● **Written request**:
Skip all pictures, then print the remaining material exactly.

··········

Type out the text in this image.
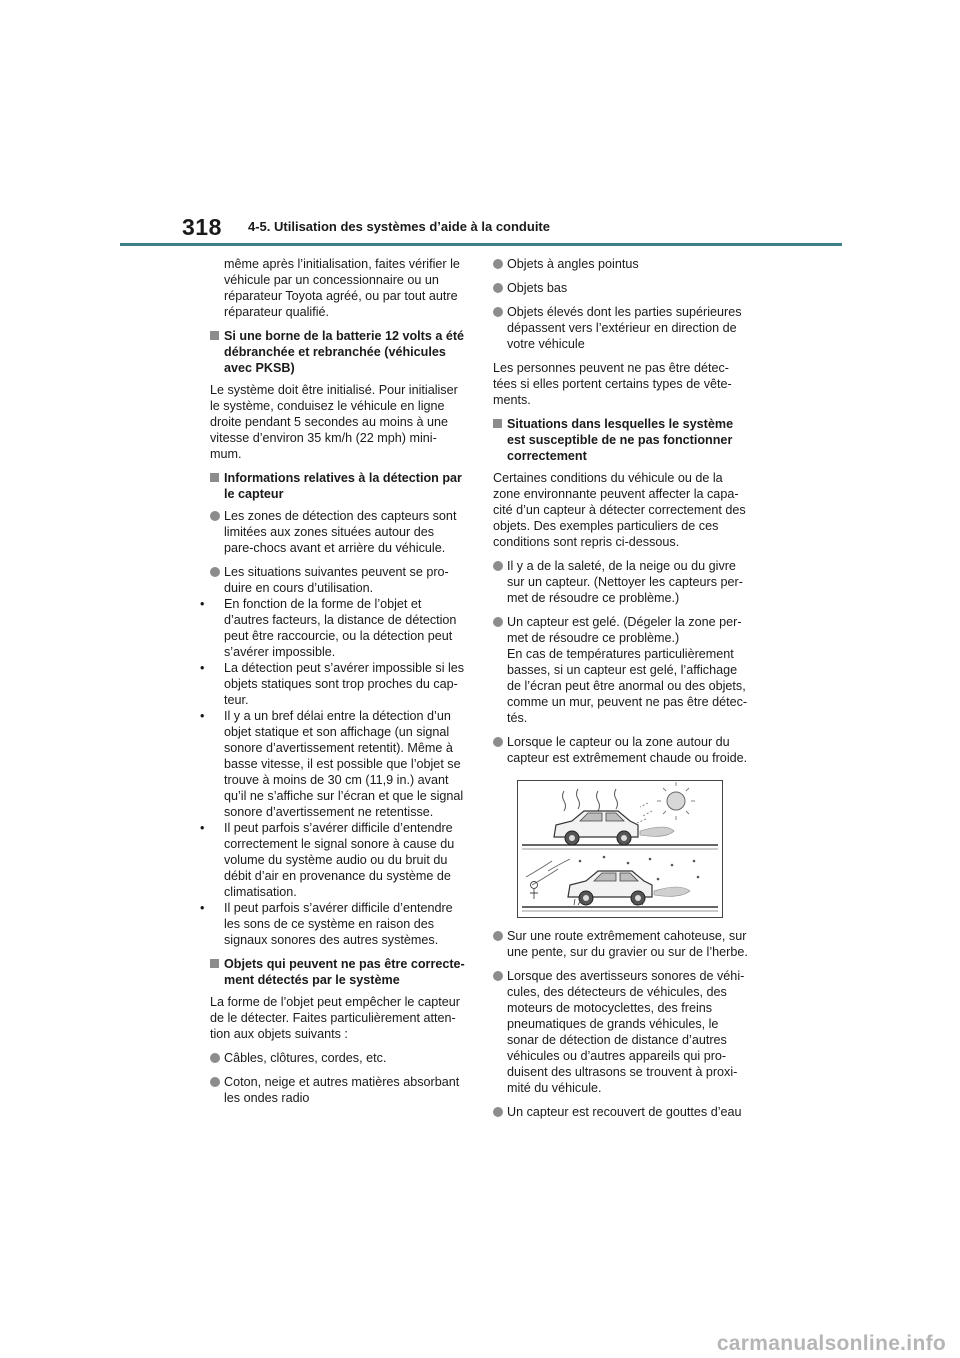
318 4-5. Utilisation des systèmes d’aide à la conduite

même après l’initialisation, faites vérifier le
véhicule par un concessionnaire ou un
réparateur Toyota agréé, ou par tout autre
réparateur qualifié.

Si une borne de la batterie 12 volts a été
débranchée et rebranchée (véhicules
avec PKSB)

Le système doit être initialisé. Pour initialiser
le système, conduisez le véhicule en ligne
droite pendant 5 secondes au moins à une
vitesse d’environ 35 km/h (22 mph) mini-
mum.

Informations relatives à la détection par
le capteur

Les zones de détection des capteurs sont
limitées aux zones situées autour des
pare-chocs avant et arrière du véhicule.

Les situations suivantes peuvent se pro-
duire en cours d’utilisation.

• En fonction de la forme de l’objet et
d’autres facteurs, la distance de détection
peut être raccourcie, ou la détection peut
s’avérer impossible.

• La détection peut s’avérer impossible si les
objets statiques sont trop proches du cap-
teur.

• Il y a un bref délai entre la détection d’un
objet statique et son affichage (un signal
sonore d’avertissement retentit). Même à
basse vitesse, il est possible que l’objet se
trouve à moins de 30 cm (11,9 in.) avant
qu’il ne s’affiche sur l’écran et que le signal
sonore d’avertissement ne retentisse.

• Il peut parfois s’avérer difficile d’entendre
correctement le signal sonore à cause du
volume du système audio ou du bruit du
débit d’air en provenance du système de
climatisation.

• Il peut parfois s’avérer difficile d’entendre
les sons de ce système en raison des
signaux sonores des autres systèmes.

Objets qui peuvent ne pas être correcte-
ment détectés par le système

La forme de l’objet peut empêcher le capteur
de le détecter. Faites particulièrement atten-
tion aux objets suivants :

Câbles, clôtures, cordes, etc.

Coton, neige et autres matières absorbant
les ondes radio

Objets à angles pointus

Objets bas

Objets élevés dont les parties supérieures
dépassent vers l’extérieur en direction de
votre véhicule

Les personnes peuvent ne pas être détec-
tées si elles portent certains types de vête-
ments.

Situations dans lesquelles le système
est susceptible de ne pas fonctionner
correctement

Certaines conditions du véhicule ou de la
zone environnante peuvent affecter la capa-
cité d’un capteur à détecter correctement des
objets. Des exemples particuliers de ces
conditions sont repris ci-dessous.

Il y a de la saleté, de la neige ou du givre
sur un capteur. (Nettoyer les capteurs per-
met de résoudre ce problème.)

Un capteur est gelé. (Dégeler la zone per-
met de résoudre ce problème.)
En cas de températures particulièrement
basses, si un capteur est gelé, l’affichage
de l’écran peut être anormal ou des objets,
comme un mur, peuvent ne pas être détec-
tés.

Lorsque le capteur ou la zone autour du
capteur est extrêmement chaude ou froide.

Sur une route extrêmement cahoteuse, sur
une pente, sur du gravier ou sur de l’herbe.

Lorsque des avertisseurs sonores de véhi-
cules, des détecteurs de véhicules, des
moteurs de motocyclettes, des freins
pneumatiques de grands véhicules, le
sonar de détection de distance d’autres
véhicules ou d’autres appareils qui pro-
duisent des ultrasons se trouvent à proxi-
mité du véhicule.

Un capteur est recouvert de gouttes d’eau

carmanualsonline.info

··········

● **Correct response**:
Type out the text in this image.
318 4-5. Utilisation des systèmes d’aide à la conduite

même après l’initialisation, faites vérifier le
véhicule par un concessionnaire ou un
réparateur Toyota agréé, ou par tout autre
réparateur qualifié.

Si une borne de la batterie 12 volts a été
débranchée et rebranchée (véhicules
avec PKSB)

Le système doit être initialisé. Pour initialiser
le système, conduisez le véhicule en ligne
droite pendant 5 secondes au moins à une
vitesse d’environ 35 km/h (22 mph) mini-
mum.

Informations relatives à la détection par
le capteur

Les zones de détection des capteurs sont
limitées aux zones situées autour des
pare-chocs avant et arrière du véhicule.

Les situations suivantes peuvent se pro-
duire en cours d’utilisation.

• En fonction de la forme de l’objet et
d’autres facteurs, la distance de détection
peut être raccourcie, ou la détection peut
s’avérer impossible.

• La détection peut s’avérer impossible si les
objets statiques sont trop proches du cap-
teur.

• Il y a un bref délai entre la détection d’un
objet statique et son affichage (un signal
sonore d’avertissement retentit). Même à
basse vitesse, il est possible que l’objet se
trouve à moins de 30 cm (11,9 in.) avant
qu’il ne s’affiche sur l’écran et que le signal
sonore d’avertissement ne retentisse.

• Il peut parfois s’avérer difficile d’entendre
correctement le signal sonore à cause du
volume du système audio ou du bruit du
débit d’air en provenance du système de
climatisation.

• Il peut parfois s’avérer difficile d’entendre
les sons de ce système en raison des
signaux sonores des autres systèmes.

Objets qui peuvent ne pas être correcte-
ment détectés par le système

La forme de l’objet peut empêcher le capteur
de le détecter. Faites particulièrement atten-
tion aux objets suivants :

Câbles, clôtures, cordes, etc.

Coton, neige et autres matières absorbant
les ondes radio

Objets à angles pointus

Objets bas

Objets élevés dont les parties supérieures
dépassent vers l’extérieur en direction de
votre véhicule

Les personnes peuvent ne pas être détec-
tées si elles portent certains types de vête-
ments.

Situations dans lesquelles le système
est susceptible de ne pas fonctionner
correctement

Certaines conditions du véhicule ou de la
zone environnante peuvent affecter la capa-
cité d’un capteur à détecter correctement des
objets. Des exemples particuliers de ces
conditions sont repris ci-dessous.

Il y a de la saleté, de la neige ou du givre
sur un capteur. (Nettoyer les capteurs per-
met de résoudre ce problème.)

Un capteur est gelé. (Dégeler la zone per-
met de résoudre ce problème.)
En cas de températures particulièrement
basses, si un capteur est gelé, l’affichage
de l’écran peut être anormal ou des objets,
comme un mur, peuvent ne pas être détec-
tés.

Lorsque le capteur ou la zone autour du
capteur est extrêmement chaude ou froide.

Sur une route extrêmement cahoteuse, sur
une pente, sur du gravier ou sur de l’herbe.

Lorsque des avertisseurs sonores de véhi-
cules, des détecteurs de véhicules, des
moteurs de motocyclettes, des freins
pneumatiques de grands véhicules, le
sonar de détection de distance d’autres
véhicules ou d’autres appareils qui pro-
duisent des ultrasons se trouvent à proxi-
mité du véhicule.

Un capteur est recouvert de gouttes d’eau

carmanualsonline.info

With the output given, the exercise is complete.